Repeat each line of the material exactly.

### [Input material]
============================================================

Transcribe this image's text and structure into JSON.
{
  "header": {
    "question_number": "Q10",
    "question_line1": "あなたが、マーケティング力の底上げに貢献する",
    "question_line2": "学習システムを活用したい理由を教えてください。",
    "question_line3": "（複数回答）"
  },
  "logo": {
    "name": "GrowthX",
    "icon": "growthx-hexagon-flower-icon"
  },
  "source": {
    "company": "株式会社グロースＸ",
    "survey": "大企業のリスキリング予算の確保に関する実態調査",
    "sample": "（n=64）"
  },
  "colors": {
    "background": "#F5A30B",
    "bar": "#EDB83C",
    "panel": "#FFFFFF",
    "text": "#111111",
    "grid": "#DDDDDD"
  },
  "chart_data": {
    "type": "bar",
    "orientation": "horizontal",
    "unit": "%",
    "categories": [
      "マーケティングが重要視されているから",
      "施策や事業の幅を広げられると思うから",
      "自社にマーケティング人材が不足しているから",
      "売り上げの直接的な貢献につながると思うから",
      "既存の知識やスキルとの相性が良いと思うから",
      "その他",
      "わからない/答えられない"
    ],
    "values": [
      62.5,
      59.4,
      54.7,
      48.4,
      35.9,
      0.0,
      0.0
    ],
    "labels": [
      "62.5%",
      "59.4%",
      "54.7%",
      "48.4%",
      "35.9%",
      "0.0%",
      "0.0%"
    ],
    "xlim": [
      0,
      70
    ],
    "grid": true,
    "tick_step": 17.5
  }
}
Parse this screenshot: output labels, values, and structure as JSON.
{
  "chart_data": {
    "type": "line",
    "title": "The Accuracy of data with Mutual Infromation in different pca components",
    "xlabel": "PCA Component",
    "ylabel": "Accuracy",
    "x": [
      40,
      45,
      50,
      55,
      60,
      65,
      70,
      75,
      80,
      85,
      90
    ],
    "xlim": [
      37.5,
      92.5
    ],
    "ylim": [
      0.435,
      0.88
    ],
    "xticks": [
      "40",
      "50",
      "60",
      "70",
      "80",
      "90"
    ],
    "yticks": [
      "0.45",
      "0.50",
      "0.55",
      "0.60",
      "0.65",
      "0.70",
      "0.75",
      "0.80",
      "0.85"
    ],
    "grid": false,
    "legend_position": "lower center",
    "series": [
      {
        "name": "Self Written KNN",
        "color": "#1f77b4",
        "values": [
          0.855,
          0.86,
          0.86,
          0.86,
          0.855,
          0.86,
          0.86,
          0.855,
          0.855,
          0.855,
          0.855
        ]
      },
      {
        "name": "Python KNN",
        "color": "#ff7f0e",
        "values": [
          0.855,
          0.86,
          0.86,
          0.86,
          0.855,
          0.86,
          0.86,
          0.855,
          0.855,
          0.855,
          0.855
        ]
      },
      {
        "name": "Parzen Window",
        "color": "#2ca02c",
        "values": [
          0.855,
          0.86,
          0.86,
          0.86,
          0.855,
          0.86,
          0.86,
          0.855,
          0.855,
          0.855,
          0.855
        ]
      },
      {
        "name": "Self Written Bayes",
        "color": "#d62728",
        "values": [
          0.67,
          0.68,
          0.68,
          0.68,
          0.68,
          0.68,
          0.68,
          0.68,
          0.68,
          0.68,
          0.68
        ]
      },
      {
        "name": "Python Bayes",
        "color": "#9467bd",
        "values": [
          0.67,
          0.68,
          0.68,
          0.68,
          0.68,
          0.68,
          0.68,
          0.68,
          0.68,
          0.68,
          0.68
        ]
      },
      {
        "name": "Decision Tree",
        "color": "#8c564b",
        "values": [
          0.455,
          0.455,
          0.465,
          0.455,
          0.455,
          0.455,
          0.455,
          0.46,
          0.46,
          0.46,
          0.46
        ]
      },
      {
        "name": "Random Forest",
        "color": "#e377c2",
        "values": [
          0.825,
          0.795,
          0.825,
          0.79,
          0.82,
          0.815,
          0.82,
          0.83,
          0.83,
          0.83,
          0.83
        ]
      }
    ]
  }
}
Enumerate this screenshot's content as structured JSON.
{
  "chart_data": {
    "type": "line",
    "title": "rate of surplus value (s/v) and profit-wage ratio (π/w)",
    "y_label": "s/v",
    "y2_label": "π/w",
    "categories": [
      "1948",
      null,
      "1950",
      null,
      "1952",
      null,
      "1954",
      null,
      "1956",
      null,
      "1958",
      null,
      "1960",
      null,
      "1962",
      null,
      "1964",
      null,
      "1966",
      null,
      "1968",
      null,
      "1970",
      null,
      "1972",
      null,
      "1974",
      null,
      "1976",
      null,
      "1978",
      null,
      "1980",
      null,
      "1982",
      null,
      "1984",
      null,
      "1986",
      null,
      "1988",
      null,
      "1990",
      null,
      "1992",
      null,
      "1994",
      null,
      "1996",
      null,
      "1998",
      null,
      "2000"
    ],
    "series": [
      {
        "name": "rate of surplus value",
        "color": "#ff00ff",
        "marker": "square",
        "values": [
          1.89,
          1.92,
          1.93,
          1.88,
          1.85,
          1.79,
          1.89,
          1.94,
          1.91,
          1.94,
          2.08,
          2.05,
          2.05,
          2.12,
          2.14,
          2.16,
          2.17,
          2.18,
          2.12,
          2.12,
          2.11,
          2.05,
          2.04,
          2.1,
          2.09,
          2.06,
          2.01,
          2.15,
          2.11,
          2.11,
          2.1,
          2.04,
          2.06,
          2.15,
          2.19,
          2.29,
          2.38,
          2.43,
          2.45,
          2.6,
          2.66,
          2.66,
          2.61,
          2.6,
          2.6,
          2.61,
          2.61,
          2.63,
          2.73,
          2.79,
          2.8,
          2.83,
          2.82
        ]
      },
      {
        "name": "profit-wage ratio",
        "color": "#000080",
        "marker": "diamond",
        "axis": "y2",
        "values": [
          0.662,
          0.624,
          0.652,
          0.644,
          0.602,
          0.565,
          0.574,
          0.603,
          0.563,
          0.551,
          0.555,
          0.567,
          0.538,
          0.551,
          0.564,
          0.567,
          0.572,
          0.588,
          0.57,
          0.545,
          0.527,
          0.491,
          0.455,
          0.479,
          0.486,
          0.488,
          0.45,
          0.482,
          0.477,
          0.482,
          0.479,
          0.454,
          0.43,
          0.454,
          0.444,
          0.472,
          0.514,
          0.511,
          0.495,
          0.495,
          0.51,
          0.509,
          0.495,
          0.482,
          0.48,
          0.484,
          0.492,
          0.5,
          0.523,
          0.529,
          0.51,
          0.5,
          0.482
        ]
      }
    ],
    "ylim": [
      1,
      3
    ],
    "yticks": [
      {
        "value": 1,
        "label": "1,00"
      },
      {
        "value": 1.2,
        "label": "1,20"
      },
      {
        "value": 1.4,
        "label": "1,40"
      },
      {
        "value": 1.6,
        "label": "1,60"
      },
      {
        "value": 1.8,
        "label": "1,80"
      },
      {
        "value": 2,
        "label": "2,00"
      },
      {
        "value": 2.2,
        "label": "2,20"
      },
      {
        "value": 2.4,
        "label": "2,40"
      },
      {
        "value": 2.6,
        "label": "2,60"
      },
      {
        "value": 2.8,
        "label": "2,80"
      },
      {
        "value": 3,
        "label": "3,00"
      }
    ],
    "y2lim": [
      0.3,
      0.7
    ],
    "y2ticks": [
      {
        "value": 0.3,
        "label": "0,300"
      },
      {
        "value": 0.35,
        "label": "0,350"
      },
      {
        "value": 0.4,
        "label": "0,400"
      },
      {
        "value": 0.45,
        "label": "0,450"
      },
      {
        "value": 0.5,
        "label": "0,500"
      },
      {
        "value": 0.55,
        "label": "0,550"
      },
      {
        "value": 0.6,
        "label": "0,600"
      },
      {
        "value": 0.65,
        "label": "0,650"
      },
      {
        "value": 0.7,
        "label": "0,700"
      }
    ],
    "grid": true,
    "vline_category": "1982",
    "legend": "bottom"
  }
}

============================================================

### [Result of the task]
Transcribe this image's text and structure into JSON.
{
  "header": {
    "question_number": "Q10",
    "question_line1": "あなたが、マーケティング力の底上げに貢献する",
    "question_line2": "学習システムを活用したい理由を教えてください。",
    "question_line3": "（複数回答）"
  },
  "logo": {
    "name": "GrowthX",
    "icon": "growthx-hexagon-flower-icon"
  },
  "source": {
    "company": "株式会社グロースＸ",
    "survey": "大企業のリスキリング予算の確保に関する実態調査",
    "sample": "（n=64）"
  },
  "colors": {
    "background": "#F5A30B",
    "bar": "#EDB83C",
    "panel": "#FFFFFF",
    "text": "#111111",
    "grid": "#DDDDDD"
  },
  "chart_data": {
    "type": "bar",
    "orientation": "horizontal",
    "unit": "%",
    "categories": [
      "マーケティングが重要視されているから",
      "施策や事業の幅を広げられると思うから",
      "自社にマーケティング人材が不足しているから",
      "売り上げの直接的な貢献につながると思うから",
      "既存の知識やスキルとの相性が良いと思うから",
      "その他",
      "わからない/答えられない"
    ],
    "values": [
      62.5,
      59.4,
      54.7,
      48.4,
      35.9,
      0.0,
      0.0
    ],
    "labels": [
      "62.5%",
      "59.4%",
      "54.7%",
      "48.4%",
      "35.9%",
      "0.0%",
      "0.0%"
    ],
    "xlim": [
      0,
      70
    ],
    "grid": true,
    "tick_step": 17.5
  }
}
Parse this screenshot: output labels, values, and structure as JSON.
{
  "chart_data": {
    "type": "line",
    "title": "The Accuracy of data with Mutual Infromation in different pca components",
    "xlabel": "PCA Component",
    "ylabel": "Accuracy",
    "x": [
      40,
      45,
      50,
      55,
      60,
      65,
      70,
      75,
      80,
      85,
      90
    ],
    "xlim": [
      37.5,
      92.5
    ],
    "ylim": [
      0.435,
      0.88
    ],
    "xticks": [
      "40",
      "50",
      "60",
      "70",
      "80",
      "90"
    ],
    "yticks": [
      "0.45",
      "0.50",
      "0.55",
      "0.60",
      "0.65",
      "0.70",
      "0.75",
      "0.80",
      "0.85"
    ],
    "grid": false,
    "legend_position": "lower center",
    "series": [
      {
        "name": "Self Written KNN",
        "color": "#1f77b4",
        "values": [
          0.855,
          0.86,
          0.86,
          0.86,
          0.855,
          0.86,
          0.86,
          0.855,
          0.855,
          0.855,
          0.855
        ]
      },
      {
        "name": "Python KNN",
        "color": "#ff7f0e",
        "values": [
          0.855,
          0.86,
          0.86,
          0.86,
          0.855,
          0.86,
          0.86,
          0.855,
          0.855,
          0.855,
          0.855
        ]
      },
      {
        "name": "Parzen Window",
        "color": "#2ca02c",
        "values": [
          0.855,
          0.86,
          0.86,
          0.86,
          0.855,
          0.86,
          0.86,
          0.855,
          0.855,
          0.855,
          0.855
        ]
      },
      {
        "name": "Self Written Bayes",
        "color": "#d62728",
        "values": [
          0.67,
          0.68,
          0.68,
          0.68,
          0.68,
          0.68,
          0.68,
          0.68,
          0.68,
          0.68,
          0.68
        ]
      },
      {
        "name": "Python Bayes",
        "color": "#9467bd",
        "values": [
          0.67,
          0.68,
          0.68,
          0.68,
          0.68,
          0.68,
          0.68,
          0.68,
          0.68,
          0.68,
          0.68
        ]
      },
      {
        "name": "Decision Tree",
        "color": "#8c564b",
        "values": [
          0.455,
          0.455,
          0.465,
          0.455,
          0.455,
          0.455,
          0.455,
          0.46,
          0.46,
          0.46,
          0.46
        ]
      },
      {
        "name": "Random Forest",
        "color": "#e377c2",
        "values": [
          0.825,
          0.795,
          0.825,
          0.79,
          0.82,
          0.815,
          0.82,
          0.83,
          0.83,
          0.83,
          0.83
        ]
      }
    ]
  }
}
Enumerate this screenshot's content as structured JSON.
{
  "chart_data": {
    "type": "line",
    "title": "rate of surplus value (s/v) and profit-wage ratio (π/w)",
    "y_label": "s/v",
    "y2_label": "π/w",
    "categories": [
      "1948",
      null,
      "1950",
      null,
      "1952",
      null,
      "1954",
      null,
      "1956",
      null,
      "1958",
      null,
      "1960",
      null,
      "1962",
      null,
      "1964",
      null,
      "1966",
      null,
      "1968",
      null,
      "1970",
      null,
      "1972",
      null,
      "1974",
      null,
      "1976",
      null,
      "1978",
      null,
      "1980",
      null,
      "1982",
      null,
      "1984",
      null,
      "1986",
      null,
      "1988",
      null,
      "1990",
      null,
      "1992",
      null,
      "1994",
      null,
      "1996",
      null,
      "1998",
      null,
      "2000"
    ],
    "series": [
      {
        "name": "rate of surplus value",
        "color": "#ff00ff",
        "marker": "square",
        "values": [
          1.89,
          1.92,
          1.93,
          1.88,
          1.85,
          1.79,
          1.89,
          1.94,
          1.91,
          1.94,
          2.08,
          2.05,
          2.05,
          2.12,
          2.14,
          2.16,
          2.17,
          2.18,
          2.12,
          2.12,
          2.11,
          2.05,
          2.04,
          2.1,
          2.09,
          2.06,
          2.01,
          2.15,
          2.11,
          2.11,
          2.1,
          2.04,
          2.06,
          2.15,
          2.19,
          2.29,
          2.38,
          2.43,
          2.45,
          2.6,
          2.66,
          2.66,
          2.61,
          2.6,
          2.6,
          2.61,
          2.61,
          2.63,
          2.73,
          2.79,
          2.8,
          2.83,
          2.82
        ]
      },
      {
        "name": "profit-wage ratio",
        "color": "#000080",
        "marker": "diamond",
        "axis": "y2",
        "values": [
          0.662,
          0.624,
          0.652,
          0.644,
          0.602,
          0.565,
          0.574,
          0.603,
          0.563,
          0.551,
          0.555,
          0.567,
          0.538,
          0.551,
          0.564,
          0.567,
          0.572,
          0.588,
          0.57,
          0.545,
          0.527,
          0.491,
          0.455,
          0.479,
          0.486,
          0.488,
          0.45,
          0.482,
          0.477,
          0.482,
          0.479,
          0.454,
          0.43,
          0.454,
          0.444,
          0.472,
          0.514,
          0.511,
          0.495,
          0.495,
          0.51,
          0.509,
          0.495,
          0.482,
          0.48,
          0.484,
          0.492,
          0.5,
          0.523,
          0.529,
          0.51,
          0.5,
          0.482
        ]
      }
    ],
    "ylim": [
      1,
      3
    ],
    "yticks": [
      {
        "value": 1,
        "label": "1,00"
      },
      {
        "value": 1.2,
        "label": "1,20"
      },
      {
        "value": 1.4,
        "label": "1,40"
      },
      {
        "value": 1.6,
        "label": "1,60"
      },
      {
        "value": 1.8,
        "label": "1,80"
      },
      {
        "value": 2,
        "label": "2,00"
      },
      {
        "value": 2.2,
        "label": "2,20"
      },
      {
        "value": 2.4,
        "label": "2,40"
      },
      {
        "value": 2.6,
        "label": "2,60"
      },
      {
        "value": 2.8,
        "label": "2,80"
      },
      {
        "value": 3,
        "label": "3,00"
      }
    ],
    "y2lim": [
      0.3,
      0.7
    ],
    "y2ticks": [
      {
        "value": 0.3,
        "label": "0,300"
      },
      {
        "value": 0.35,
        "label": "0,350"
      },
      {
        "value": 0.4,
        "label": "0,400"
      },
      {
        "value": 0.45,
        "label": "0,450"
      },
      {
        "value": 0.5,
        "label": "0,500"
      },
      {
        "value": 0.55,
        "label": "0,550"
      },
      {
        "value": 0.6,
        "label": "0,600"
      },
      {
        "value": 0.65,
        "label": "0,650"
      },
      {
        "value": 0.7,
        "label": "0,700"
      }
    ],
    "grid": true,
    "vline_category": "1982",
    "legend": "bottom"
  }
}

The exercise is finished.